--- Start SOURCE DATA ---

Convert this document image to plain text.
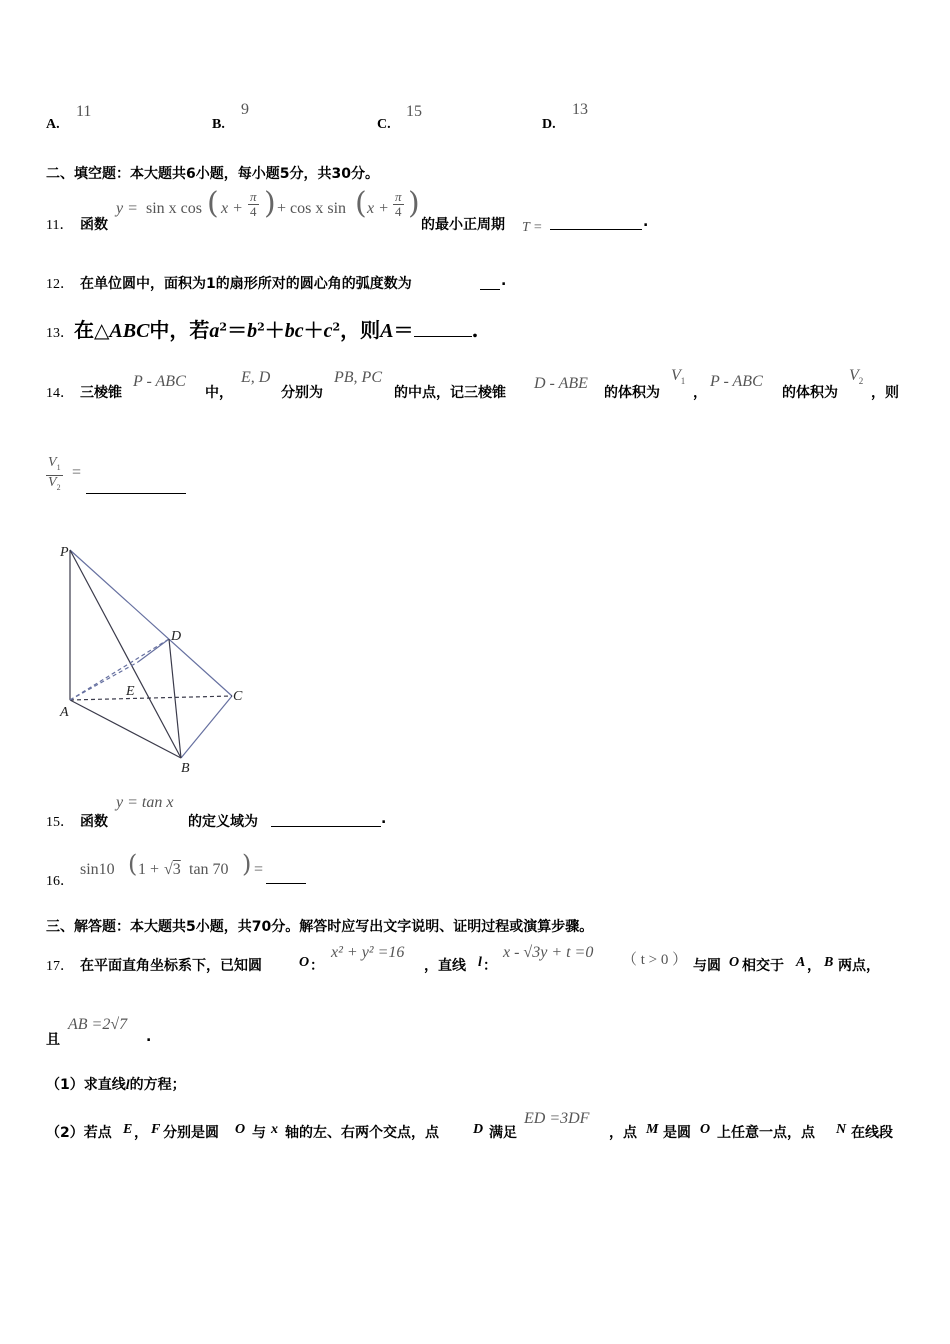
A.
11
B.
9
C.
15
D.
13
二、填空题：本大题共6小题，每小题5分，共30分。
11． 函数
y = sin x cos ( $x + \frac{\pi}{4}$ ) + cos x sin ( $x + \frac{\pi}{4}$ )
的最小正周期 T =	.
12． 在单位圆中，面积为1的扇形所对的圆心角的弧度数为	.
13．在△ABC中，若$a^2=b^2+bc+c^2$，则A＝	.
14． 三棱锥
P - ABC
中，
E, D
分别为
PB, PC
的中点，记三棱锥
D - ABE
的体积为
$V_1$
，
P - ABC
的体积为
$V_2$
，则
$\frac{V_1}{V_2}$ =
P
D
E
A
C
B
15． 函数
y = tan x
的定义域为	.
16．
sin10 ( 1 + √3 tan 70 ) =
三、解答题：本大题共5小题，共70分。解答时应写出文字说明、证明过程或演算步骤。
17． 在平面直角坐标系下，已知圆	O ：
x² + y² =16
，直线 l ：
x - √3y + t =0 （ t > 0 ） 与圆 O 相交于 A ， B 两点，
且
AB =2√7
.
（1）求直线l的方程；
（2）若点 E ， F 分别是圆 O 与 x 轴的左、右两个交点，点 D 满足
ED =3DF
，点 M 是圆 O 上任意一点，点 N 在线段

--- End SOURCE DATA ---

◆ **EXERCISE DIRECTIONS**:
Quote the records in their entirety, keeping the wording exact and excluding pictures.

◆ **TASK SOLUTION**:
Convert this document image to plain text.
A.
11
B.
9
C.
15
D.
13
二、填空题：本大题共6小题，每小题5分，共30分。
11． 函数
y = sin x cos ( $x + \frac{\pi}{4}$ ) + cos x sin ( $x + \frac{\pi}{4}$ )
的最小正周期 T =	.
12． 在单位圆中，面积为1的扇形所对的圆心角的弧度数为	.
13．在△ABC中，若$a^2=b^2+bc+c^2$，则A＝	.
14． 三棱锥
P - ABC
中，
E, D
分别为
PB, PC
的中点，记三棱锥
D - ABE
的体积为
$V_1$
，
P - ABC
的体积为
$V_2$
，则
$\frac{V_1}{V_2}$ =
P
D
E
A
C
B
15． 函数
y = tan x
的定义域为	.
16．
sin10 ( 1 + √3 tan 70 ) =
三、解答题：本大题共5小题，共70分。解答时应写出文字说明、证明过程或演算步骤。
17． 在平面直角坐标系下，已知圆	O ：
x² + y² =16
，直线 l ：
x - √3y + t =0 （ t > 0 ） 与圆 O 相交于 A ， B 两点，
且
AB =2√7
.
（1）求直线l的方程；
（2）若点 E ， F 分别是圆 O 与 x 轴的左、右两个交点，点 D 满足
ED =3DF
，点 M 是圆 O 上任意一点，点 N 在线段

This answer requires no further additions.